**Problem**
Give, as a bare number, the count of lines that contain the word "look".

**Data excerpts**
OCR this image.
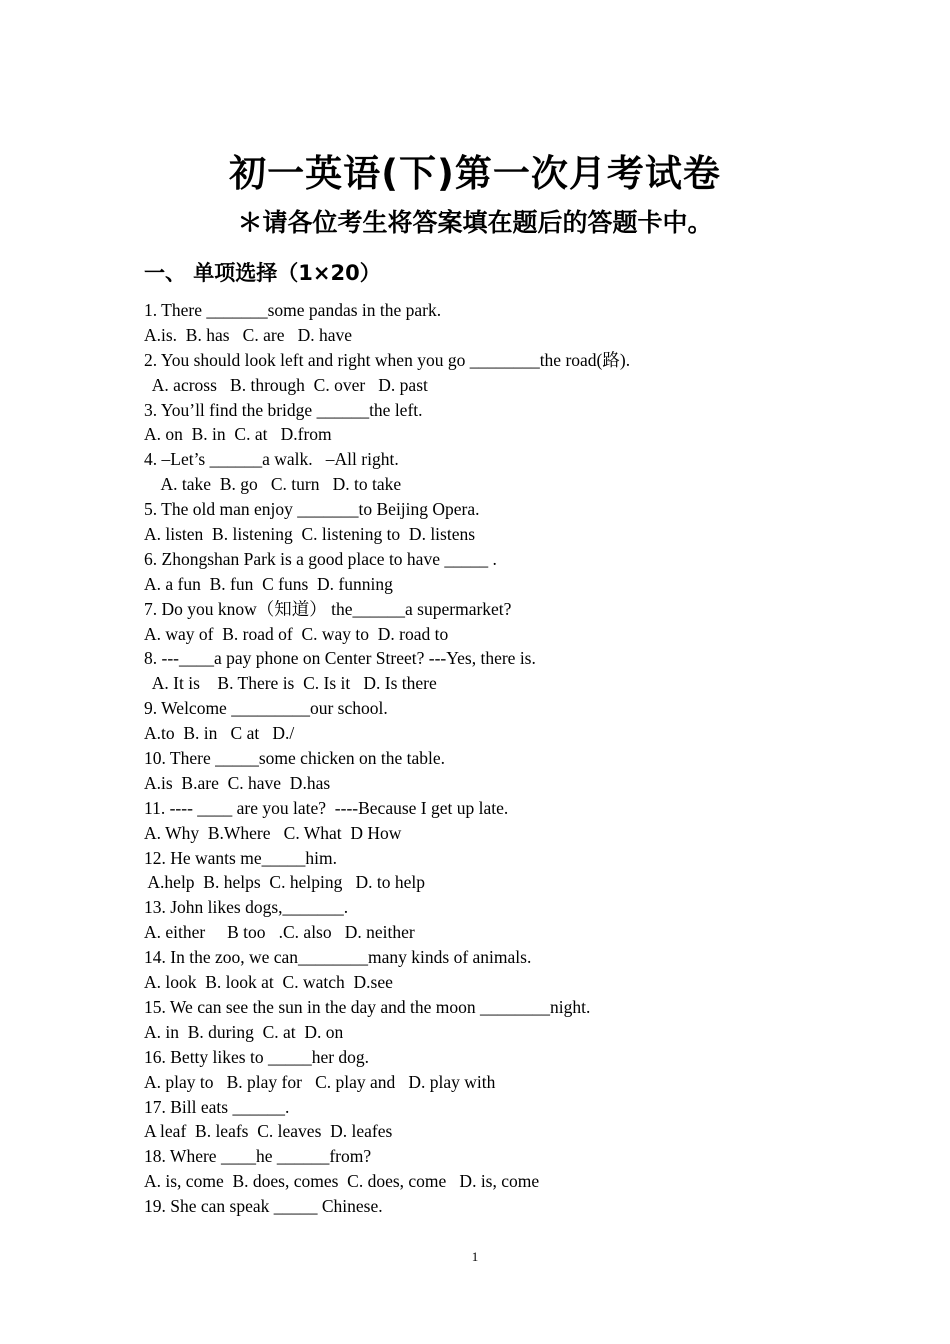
初一英语(下)第一次月考试卷
＊请各位考生将答案填在题后的答题卡中。
一、 单项选择（1×20）
1. There _______some pandas in the park.
A.is.  B. has   C. are   D. have
2. You should look left and right when you go ________the road(路).
A. across   B. through  C. over   D. past
3. You’ll find the bridge ______the left.
A. on  B. in  C. at   D.from
4. –Let’s ______a walk.   –All right.
A. take  B. go   C. turn   D. to take
5. The old man enjoy _______to Beijing Opera.
A. listen  B. listening  C. listening to  D. listens
6. Zhongshan Park is a good place to have _____ .
A. a fun  B. fun  C funs  D. funning
7. Do you know（知道） the______a supermarket?
A. way of  B. road of  C. way to  D. road to
8. ---____a pay phone on Center Street? ---Yes, there is.
A. It is    B. There is  C. Is it   D. Is there
9. Welcome _________our school.
A.to  B. in   C at   D./
10. There _____some chicken on the table.
A.is  B.are  C. have  D.has
11. ---- ____ are you late?  ----Because I get up late.
A. Why  B.Where   C. What  D How
12. He wants me_____him.
A.help  B. helps  C. helping   D. to help
13. John likes dogs,_______.
A. either     B too   .C. also   D. neither
14. In the zoo, we can________many kinds of animals.
A. look  B. look at  C. watch  D.see
15. We can see the sun in the day and the moon ________night.
A. in  B. during  C. at  D. on
16. Betty likes to _____her dog.
A. play to   B. play for   C. play and   D. play with
17. Bill eats ______.
A leaf  B. leafs  C. leaves  D. leafes
18. Where ____he ______from?
A. is, come  B. does, comes  C. does, come   D. is, come
19. She can speak _____ Chinese.
1
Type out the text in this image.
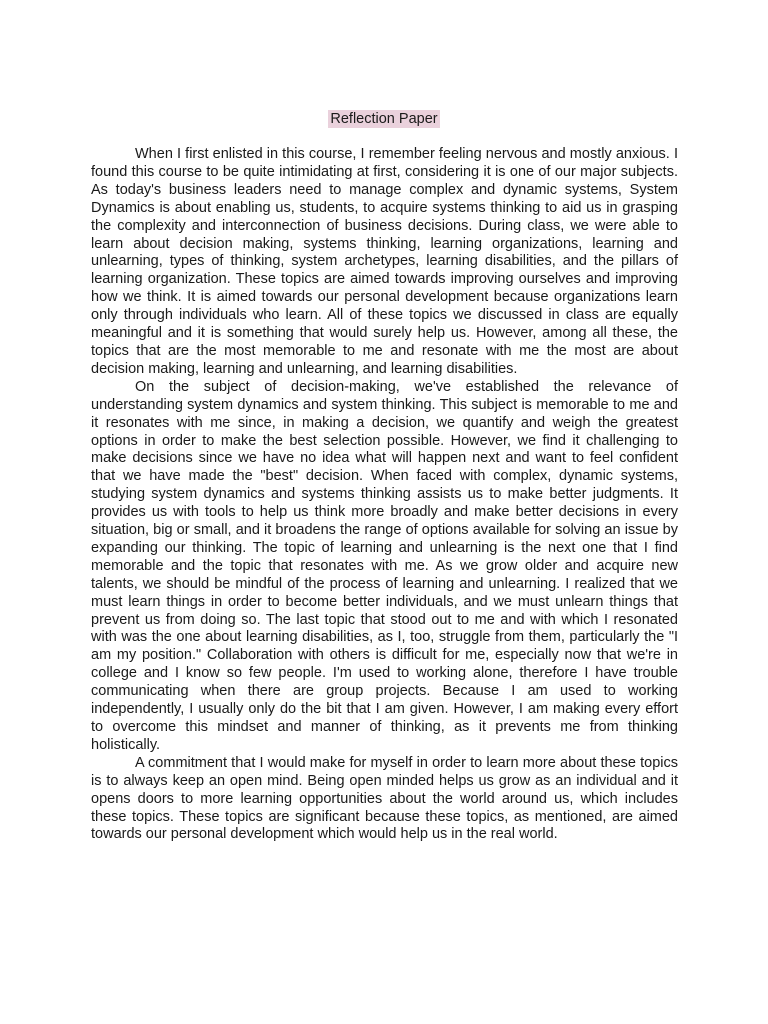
Reflection Paper

When I first enlisted in this course, I remember feeling nervous and mostly anxious. I found this course to be quite intimidating at first, considering it is one of our major subjects. As today's business leaders need to manage complex and dynamic systems, System Dynamics is about enabling us, students, to acquire systems thinking to aid us in grasping the complexity and interconnection of business decisions. During class, we were able to learn about decision making, systems thinking, learning organizations, learning and unlearning, types of thinking, system archetypes, learning disabilities, and the pillars of learning organization. These topics are aimed towards improving ourselves and improving how we think. It is aimed towards our personal development because organizations learn only through individuals who learn. All of these topics we discussed in class are equally meaningful and it is something that would surely help us. However, among all these, the topics that are the most memorable to me and resonate with me the most are about decision making, learning and unlearning, and learning disabilities.

On the subject of decision-making, we've established the relevance of understanding system dynamics and system thinking. This subject is memorable to me and it resonates with me since, in making a decision, we quantify and weigh the greatest options in order to make the best selection possible. However, we find it challenging to make decisions since we have no idea what will happen next and want to feel confident that we have made the "best" decision. When faced with complex, dynamic systems, studying system dynamics and systems thinking assists us to make better judgments. It provides us with tools to help us think more broadly and make better decisions in every situation, big or small, and it broadens the range of options available for solving an issue by expanding our thinking. The topic of learning and unlearning is the next one that I find memorable and the topic that resonates with me. As we grow older and acquire new talents, we should be mindful of the process of learning and unlearning. I realized that we must learn things in order to become better individuals, and we must unlearn things that prevent us from doing so. The last topic that stood out to me and with which I resonated with was the one about learning disabilities, as I, too, struggle from them, particularly the "I am my position." Collaboration with others is difficult for me, especially now that we're in college and I know so few people. I'm used to working alone, therefore I have trouble communicating when there are group projects. Because I am used to working independently, I usually only do the bit that I am given. However, I am making every effort to overcome this mindset and manner of thinking, as it prevents me from thinking holistically.

A commitment that I would make for myself in order to learn more about these topics is to always keep an open mind. Being open minded helps us grow as an individual and it opens doors to more learning opportunities about the world around us, which includes these topics. These topics are significant because these topics, as mentioned, are aimed towards our personal development which would help us in the real world.
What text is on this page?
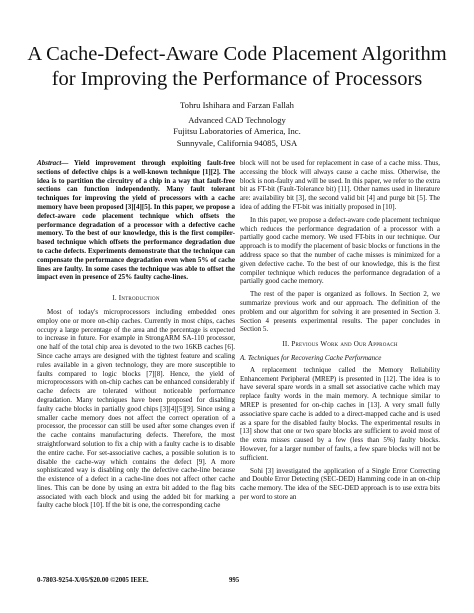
A Cache-Defect-Aware Code Placement Algorithm for Improving the Performance of Processors
Tohru Ishihara and Farzan Fallah
Advanced CAD Technology
Fujitsu Laboratories of America, Inc.
Sunnyvale, California 94085, USA

Abstract— Yield improvement through exploiting fault-free sections of defective chips is a well-known technique [1][2]. The idea is to partition the circuitry of a chip in a way that fault-free sections can function independently. Many fault tolerant techniques for improving the yield of processors with a cache memory have been proposed [3][4][5]. In this paper, we propose a defect-aware code placement technique which offsets the performance degradation of a processor with a defective cache memory. To the best of our knowledge, this is the first compiler-based technique which offsets the performance degradation due to cache defects. Experiments demonstrate that the technique can compensate the performance degradation even when 5% of cache lines are faulty. In some cases the technique was able to offset the impact even in presence of 25% faulty cache-lines.

I. Introduction

Most of today's microprocessors including embedded ones employ one or more on-chip caches. Currently in most chips, caches occupy a large percentage of the area and the percentage is expected to increase in future. For example in StrongARM SA-110 processor, one half of the total chip area is devoted to the two 16KB caches [6]. Since cache arrays are designed with the tightest feature and scaling rules available in a given technology, they are more susceptible to faults compared to logic blocks [7][8]. Hence, the yield of microprocessors with on-chip caches can be enhanced considerably if cache defects are tolerated without noticeable performance degradation. Many techniques have been proposed for disabling faulty cache blocks in partially good chips [3][4][5][9]. Since using a smaller cache memory does not affect the correct operation of a processor, the processor can still be used after some changes even if the cache contains manufacturing defects. Therefore, the most straightforward solution to fix a chip with a faulty cache is to disable the entire cache. For set-associative caches, a possible solution is to disable the cache-way which contains the defect [9]. A more sophisticated way is disabling only the defective cache-line because the existence of a defect in a cache-line does not affect other cache lines. This can be done by using an extra bit added to the flag bits associated with each block and using the added bit for marking a faulty cache block [10]. If the bit is one, the corresponding cache

block will not be used for replacement in case of a cache miss. Thus, accessing the block will always cause a cache miss. Otherwise, the block is non-faulty and will be used. In this paper, we refer to the extra bit as FT-bit (Fault-Tolerance bit) [11]. Other names used in literature are: availability bit [3], the second valid bit [4] and purge bit [5]. The idea of adding the FT-bit was initially proposed in [10].

In this paper, we propose a defect-aware code placement technique which reduces the performance degradation of a processor with a partially good cache memory. We used FT-bits in our technique. Our approach is to modify the placement of basic blocks or functions in the address space so that the number of cache misses is minimized for a given defective cache. To the best of our knowledge, this is the first compiler technique which reduces the performance degradation of a partially good cache memory.

The rest of the paper is organized as follows. In Section 2, we summarize previous work and our approach. The definition of the problem and our algorithm for solving it are presented in Section 3. Section 4 presents experimental results. The paper concludes in Section 5.

II. Previous Work and Our Approach
A. Techniques for Recovering Cache Performance

A replacement technique called the Memory Reliability Enhancement Peripheral (MREP) is presented in [12]. The idea is to have several spare words in a small set associative cache which may replace faulty words in the main memory. A technique similar to MREP is presented for on-chip caches in [13]. A very small fully associative spare cache is added to a direct-mapped cache and is used as a spare for the disabled faulty blocks. The experimental results in [13] show that one or two spare blocks are sufficient to avoid most of the extra misses caused by a few (less than 5%) faulty blocks. However, for a larger number of faults, a few spare blocks will not be sufficient.

Sohi [3] investigated the application of a Single Error Correcting and Double Error Detecting (SEC-DED) Hamming code in an on-chip cache memory. The idea of the SEC-DED approach is to use extra bits per word to store an

0-7803-9254-X/05/$20.00 ©2005 IEEE.	995
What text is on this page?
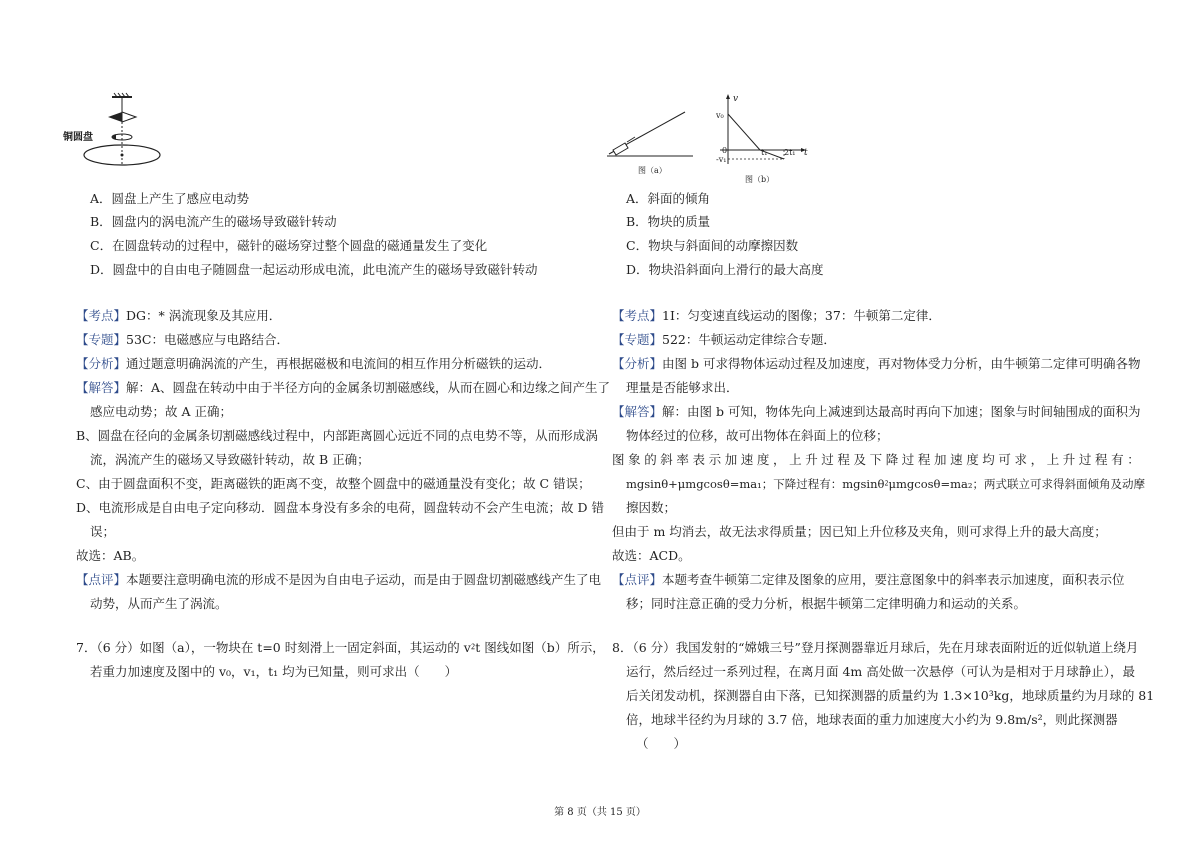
铜圆盘
A．圆盘上产生了感应电动势
B．圆盘内的涡电流产生的磁场导致磁针转动
C．在圆盘转动的过程中，磁针的磁场穿过整个圆盘的磁通量发生了变化
D．圆盘中的自由电子随圆盘一起运动形成电流，此电流产生的磁场导致磁针转动
【考点】DG：* 涡流现象及其应用．
【专题】53C：电磁感应与电路结合．
【分析】通过题意明确涡流的产生，再根据磁极和电流间的相互作用分析磁铁的运动．
【解答】解：A、圆盘在转动中由于半径方向的金属条切割磁感线，从而在圆心和边缘之间产生了
感应电动势；故 A 正确；
B、圆盘在径向的金属条切割磁感线过程中，内部距离圆心远近不同的点电势不等，从而形成涡
流，涡流产生的磁场又导致磁针转动，故 B 正确；
C、由于圆盘面积不变，距离磁铁的距离不变，故整个圆盘中的磁通量没有变化；故 C 错误；
D、电流形成是自由电子定向移动．圆盘本身没有多余的电荷，圆盘转动不会产生电流；故 D 错
误；
故选：AB。
【点评】本题要注意明确电流的形成不是因为自由电子运动，而是由于圆盘切割磁感线产生了电
动势，从而产生了涡流。
7．（6 分）如图（a），一物块在 t=0 时刻滑上一固定斜面，其运动的 v⁲t 图线如图（b）所示，
若重力加速度及图中的 v₀，v₁，t₁ 均为已知量，则可求出（　　）
图（a）
v
t
v₀
-v₁
0	t₁ 2t₁
图（b）
A．斜面的倾角
B．物块的质量
C．物块与斜面间的动摩擦因数
D．物块沿斜面向上滑行的最大高度
【考点】1I：匀变速直线运动的图像；37：牛顿第二定律．
【专题】522：牛顿运动定律综合专题．
【分析】由图 b 可求得物体运动过程及加速度，再对物体受力分析，由牛顿第二定律可明确各物
理量是否能够求出．
【解答】解：由图 b 可知，物体先向上减速到达最高时再向下加速；图象与时间轴围成的面积为
物体经过的位移，故可出物体在斜面上的位移；
图象的斜率表示加速度，上升过程及下降过程加速度均可求，上升过程有：
mgsinθ+μmgcosθ=ma₁；下降过程有：mgsinθ⁲μmgcosθ=ma₂；两式联立可求得斜面倾角及动摩
擦因数；
但由于 m 均消去，故无法求得质量；因已知上升位移及夹角，则可求得上升的最大高度；
故选：ACD。
【点评】本题考查牛顿第二定律及图象的应用，要注意图象中的斜率表示加速度，面积表示位
移；同时注意正确的受力分析，根据牛顿第二定律明确力和运动的关系。
8．（6 分）我国发射的“嫦娥三号”登月探测器靠近月球后，先在月球表面附近的近似轨道上绕月
运行，然后经过一系列过程，在离月面 4m 高处做一次悬停（可认为是相对于月球静止），最
后关闭发动机，探测器自由下落，已知探测器的质量约为 1.3×10³kg，地球质量约为月球的 81
倍，地球半径约为月球的 3.7 倍，地球表面的重力加速度大小约为 9.8m/s²，则此探测器
（　　）
第 8 页（共 15 页）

**Exercise result**
2